→ **PROBLEM TO SOLVE**: Your task is to repeat the lines below exactly, excluding any pictures they contain.

→ **ENTRIES SUPPLIED**:
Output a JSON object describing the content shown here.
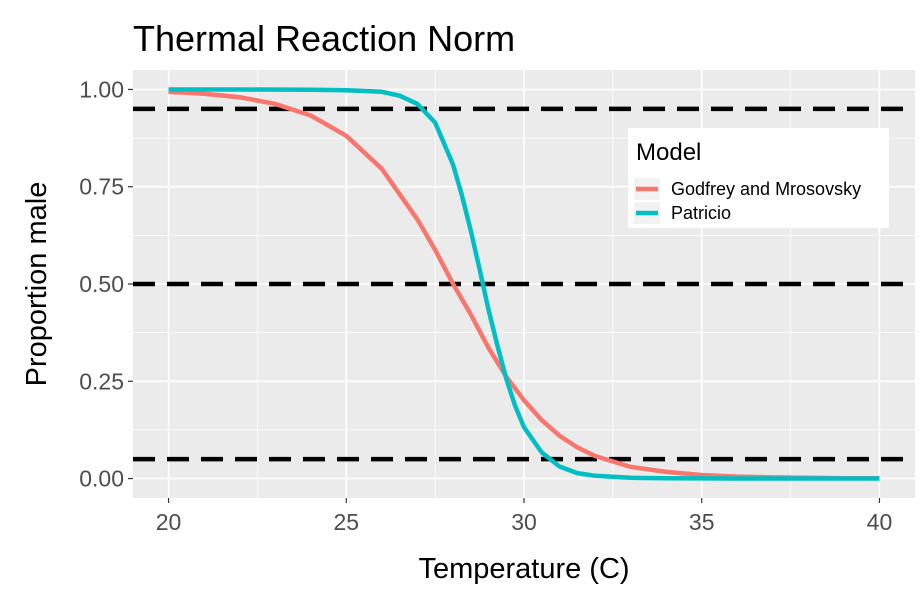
{
  "chart_data": {
    "type": "line",
    "title": "Thermal Reaction Norm",
    "xlabel": "Temperature (C)",
    "ylabel": "Proportion male",
    "xlim": [
      19,
      41
    ],
    "ylim": [
      -0.05,
      1.05
    ],
    "x_ticks": [
      20,
      25,
      30,
      35,
      40
    ],
    "y_ticks": [
      0,
      0.25,
      0.5,
      0.75,
      1
    ],
    "x_tick_labels": [
      "20",
      "25",
      "30",
      "35",
      "40"
    ],
    "y_tick_labels": [
      "0.00",
      "0.25",
      "0.50",
      "0.75",
      "1.00"
    ],
    "grid": true,
    "background": "#ebebeb",
    "legend": {
      "title": "Model",
      "position": "top-right"
    },
    "reference_lines": [
      {
        "y": 0.95,
        "style": "dashed",
        "color": "#000000"
      },
      {
        "y": 0.5,
        "style": "dashed",
        "color": "#000000"
      },
      {
        "y": 0.05,
        "style": "dashed",
        "color": "#000000"
      }
    ],
    "series": [
      {
        "name": "Godfrey and Mrosovsky",
        "color": "#f8766d",
        "x": [
          20,
          21,
          22,
          23,
          24,
          25,
          26,
          27,
          27.5,
          28,
          28.5,
          29,
          29.5,
          30,
          30.5,
          31,
          31.5,
          32,
          33,
          34,
          35,
          36,
          37,
          38,
          39,
          40
        ],
        "y": [
          0.994,
          0.989,
          0.98,
          0.963,
          0.933,
          0.881,
          0.796,
          0.666,
          0.588,
          0.501,
          0.422,
          0.336,
          0.262,
          0.201,
          0.15,
          0.11,
          0.08,
          0.058,
          0.03,
          0.017,
          0.009,
          0.005,
          0.003,
          0.002,
          0.001,
          0.001
        ]
      },
      {
        "name": "Patricio",
        "color": "#00bfc4",
        "x": [
          20,
          22,
          24,
          25,
          26,
          26.5,
          27,
          27.5,
          28,
          28.25,
          28.5,
          28.75,
          29,
          29.25,
          29.5,
          29.75,
          30,
          30.5,
          31,
          31.5,
          32,
          33,
          34,
          36,
          38,
          40
        ],
        "y": [
          1.0,
          1.0,
          0.999,
          0.998,
          0.994,
          0.984,
          0.963,
          0.915,
          0.808,
          0.729,
          0.638,
          0.538,
          0.434,
          0.343,
          0.257,
          0.187,
          0.132,
          0.067,
          0.031,
          0.014,
          0.007,
          0.002,
          0.001,
          0.0,
          0.0,
          0.0
        ]
      }
    ]
  }
}
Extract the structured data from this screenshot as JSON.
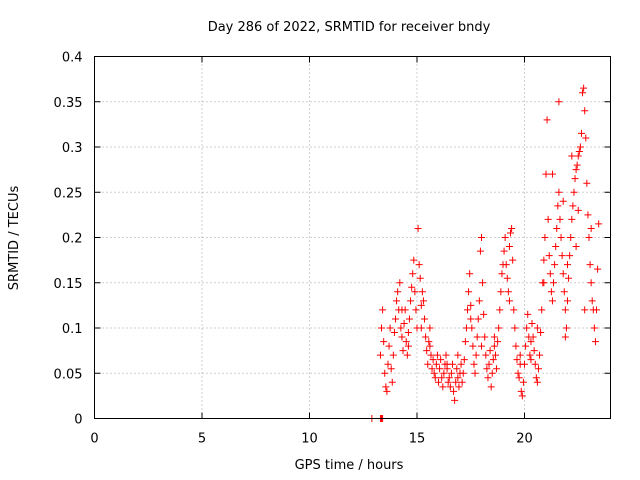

→ **WORKED ANSWER**:
Output a JSON object describing the content shown here.
{
  "chart_data": {
    "type": "line",
    "title": "Thermal Reaction Norm",
    "xlabel": "Temperature (C)",
    "ylabel": "Proportion male",
    "xlim": [
      19,
      41
    ],
    "ylim": [
      -0.05,
      1.05
    ],
    "x_ticks": [
      20,
      25,
      30,
      35,
      40
    ],
    "y_ticks": [
      0,
      0.25,
      0.5,
      0.75,
      1
    ],
    "x_tick_labels": [
      "20",
      "25",
      "30",
      "35",
      "40"
    ],
    "y_tick_labels": [
      "0.00",
      "0.25",
      "0.50",
      "0.75",
      "1.00"
    ],
    "grid": true,
    "background": "#ebebeb",
    "legend": {
      "title": "Model",
      "position": "top-right"
    },
    "reference_lines": [
      {
        "y": 0.95,
        "style": "dashed",
        "color": "#000000"
      },
      {
        "y": 0.5,
        "style": "dashed",
        "color": "#000000"
      },
      {
        "y": 0.05,
        "style": "dashed",
        "color": "#000000"
      }
    ],
    "series": [
      {
        "name": "Godfrey and Mrosovsky",
        "color": "#f8766d",
        "x": [
          20,
          21,
          22,
          23,
          24,
          25,
          26,
          27,
          27.5,
          28,
          28.5,
          29,
          29.5,
          30,
          30.5,
          31,
          31.5,
          32,
          33,
          34,
          35,
          36,
          37,
          38,
          39,
          40
        ],
        "y": [
          0.994,
          0.989,
          0.98,
          0.963,
          0.933,
          0.881,
          0.796,
          0.666,
          0.588,
          0.501,
          0.422,
          0.336,
          0.262,
          0.201,
          0.15,
          0.11,
          0.08,
          0.058,
          0.03,
          0.017,
          0.009,
          0.005,
          0.003,
          0.002,
          0.001,
          0.001
        ]
      },
      {
        "name": "Patricio",
        "color": "#00bfc4",
        "x": [
          20,
          22,
          24,
          25,
          26,
          26.5,
          27,
          27.5,
          28,
          28.25,
          28.5,
          28.75,
          29,
          29.25,
          29.5,
          29.75,
          30,
          30.5,
          31,
          31.5,
          32,
          33,
          34,
          36,
          38,
          40
        ],
        "y": [
          1.0,
          1.0,
          0.999,
          0.998,
          0.994,
          0.984,
          0.963,
          0.915,
          0.808,
          0.729,
          0.638,
          0.538,
          0.434,
          0.343,
          0.257,
          0.187,
          0.132,
          0.067,
          0.031,
          0.014,
          0.007,
          0.002,
          0.001,
          0.0,
          0.0,
          0.0
        ]
      }
    ]
  }
}
Extract the structured data from this screenshot as JSON.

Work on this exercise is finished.